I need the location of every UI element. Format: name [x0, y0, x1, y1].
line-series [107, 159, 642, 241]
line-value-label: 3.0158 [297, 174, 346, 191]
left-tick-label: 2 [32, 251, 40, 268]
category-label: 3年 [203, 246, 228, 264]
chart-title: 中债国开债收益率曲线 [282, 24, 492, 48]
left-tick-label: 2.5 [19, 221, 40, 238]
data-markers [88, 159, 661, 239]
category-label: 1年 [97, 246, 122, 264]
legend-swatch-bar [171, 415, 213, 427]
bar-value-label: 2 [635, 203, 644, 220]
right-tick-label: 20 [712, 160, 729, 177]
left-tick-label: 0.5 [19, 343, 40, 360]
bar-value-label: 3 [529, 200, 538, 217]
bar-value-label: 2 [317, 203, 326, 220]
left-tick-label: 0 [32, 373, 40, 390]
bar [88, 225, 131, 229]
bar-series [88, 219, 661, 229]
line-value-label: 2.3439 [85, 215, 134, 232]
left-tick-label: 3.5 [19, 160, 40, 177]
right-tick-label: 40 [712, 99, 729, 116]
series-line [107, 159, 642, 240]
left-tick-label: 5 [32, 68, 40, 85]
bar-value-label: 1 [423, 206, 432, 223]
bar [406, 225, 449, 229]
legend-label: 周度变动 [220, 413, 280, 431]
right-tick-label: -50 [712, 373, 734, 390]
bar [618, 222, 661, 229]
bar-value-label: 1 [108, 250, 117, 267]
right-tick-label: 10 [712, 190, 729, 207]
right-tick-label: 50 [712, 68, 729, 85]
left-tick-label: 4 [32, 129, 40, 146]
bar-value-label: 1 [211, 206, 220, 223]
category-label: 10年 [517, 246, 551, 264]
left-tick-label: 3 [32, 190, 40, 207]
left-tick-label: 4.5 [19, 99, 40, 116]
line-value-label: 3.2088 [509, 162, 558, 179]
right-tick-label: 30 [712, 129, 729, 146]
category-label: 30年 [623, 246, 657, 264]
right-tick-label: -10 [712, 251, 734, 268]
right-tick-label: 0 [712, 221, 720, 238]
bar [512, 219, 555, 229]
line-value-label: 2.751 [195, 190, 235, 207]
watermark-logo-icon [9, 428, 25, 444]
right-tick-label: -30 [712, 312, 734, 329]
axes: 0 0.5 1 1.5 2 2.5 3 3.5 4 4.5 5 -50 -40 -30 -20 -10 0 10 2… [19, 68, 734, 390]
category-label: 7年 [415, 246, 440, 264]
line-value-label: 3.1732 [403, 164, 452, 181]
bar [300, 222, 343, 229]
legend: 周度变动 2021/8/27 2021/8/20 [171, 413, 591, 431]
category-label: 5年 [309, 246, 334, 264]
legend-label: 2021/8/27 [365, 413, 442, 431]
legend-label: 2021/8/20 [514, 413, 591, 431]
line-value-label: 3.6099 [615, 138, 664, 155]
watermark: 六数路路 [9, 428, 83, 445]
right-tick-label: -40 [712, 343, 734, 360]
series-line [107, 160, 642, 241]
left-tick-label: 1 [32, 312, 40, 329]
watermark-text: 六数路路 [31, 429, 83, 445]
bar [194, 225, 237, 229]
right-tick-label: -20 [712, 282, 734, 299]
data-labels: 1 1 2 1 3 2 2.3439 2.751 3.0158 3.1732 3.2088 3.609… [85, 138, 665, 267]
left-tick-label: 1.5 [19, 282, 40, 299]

- - -

EXERCISE DETAILS >>
Extract every line of the data above and reproduce each one without any change.

IN RESPONSE >>
I need the location of every UI element. Format: name [x0, y0, x1, y1].
line-series [107, 159, 642, 241]
line-value-label: 3.0158 [297, 174, 346, 191]
left-tick-label: 2 [32, 251, 40, 268]
category-label: 3年 [203, 246, 228, 264]
chart-title: 中债国开债收益率曲线 [282, 24, 492, 48]
left-tick-label: 2.5 [19, 221, 40, 238]
data-markers [88, 159, 661, 239]
category-label: 1年 [97, 246, 122, 264]
legend-swatch-bar [171, 415, 213, 427]
bar-value-label: 2 [635, 203, 644, 220]
right-tick-label: 20 [712, 160, 729, 177]
left-tick-label: 0.5 [19, 343, 40, 360]
bar-value-label: 3 [529, 200, 538, 217]
bar-value-label: 2 [317, 203, 326, 220]
left-tick-label: 0 [32, 373, 40, 390]
bar [88, 225, 131, 229]
bar-series [88, 219, 661, 229]
line-value-label: 2.3439 [85, 215, 134, 232]
left-tick-label: 3.5 [19, 160, 40, 177]
right-tick-label: 40 [712, 99, 729, 116]
series-line [107, 159, 642, 240]
left-tick-label: 5 [32, 68, 40, 85]
bar-value-label: 1 [423, 206, 432, 223]
bar [406, 225, 449, 229]
legend-label: 周度变动 [220, 413, 280, 431]
right-tick-label: -50 [712, 373, 734, 390]
bar [618, 222, 661, 229]
bar-value-label: 1 [108, 250, 117, 267]
right-tick-label: 10 [712, 190, 729, 207]
right-tick-label: 50 [712, 68, 729, 85]
left-tick-label: 4 [32, 129, 40, 146]
bar-value-label: 1 [211, 206, 220, 223]
category-label: 10年 [517, 246, 551, 264]
left-tick-label: 3 [32, 190, 40, 207]
left-tick-label: 4.5 [19, 99, 40, 116]
line-value-label: 3.2088 [509, 162, 558, 179]
right-tick-label: 30 [712, 129, 729, 146]
category-label: 30年 [623, 246, 657, 264]
right-tick-label: -10 [712, 251, 734, 268]
right-tick-label: 0 [712, 221, 720, 238]
bar [512, 219, 555, 229]
line-value-label: 2.751 [195, 190, 235, 207]
watermark-logo-icon [9, 428, 25, 444]
right-tick-label: -30 [712, 312, 734, 329]
axes: 0 0.5 1 1.5 2 2.5 3 3.5 4 4.5 5 -50 -40 -30 -20 -10 0 10 2… [19, 68, 734, 390]
category-label: 7年 [415, 246, 440, 264]
line-value-label: 3.1732 [403, 164, 452, 181]
bar [300, 222, 343, 229]
legend: 周度变动 2021/8/27 2021/8/20 [171, 413, 591, 431]
category-label: 5年 [309, 246, 334, 264]
legend-label: 2021/8/27 [365, 413, 442, 431]
legend-label: 2021/8/20 [514, 413, 591, 431]
line-value-label: 3.6099 [615, 138, 664, 155]
watermark: 六数路路 [9, 428, 83, 445]
right-tick-label: -40 [712, 343, 734, 360]
series-line [107, 160, 642, 241]
left-tick-label: 1 [32, 312, 40, 329]
watermark-text: 六数路路 [31, 429, 83, 445]
bar [194, 225, 237, 229]
right-tick-label: -20 [712, 282, 734, 299]
data-labels: 1 1 2 1 3 2 2.3439 2.751 3.0158 3.1732 3.2088 3.609… [85, 138, 665, 267]
left-tick-label: 1.5 [19, 282, 40, 299]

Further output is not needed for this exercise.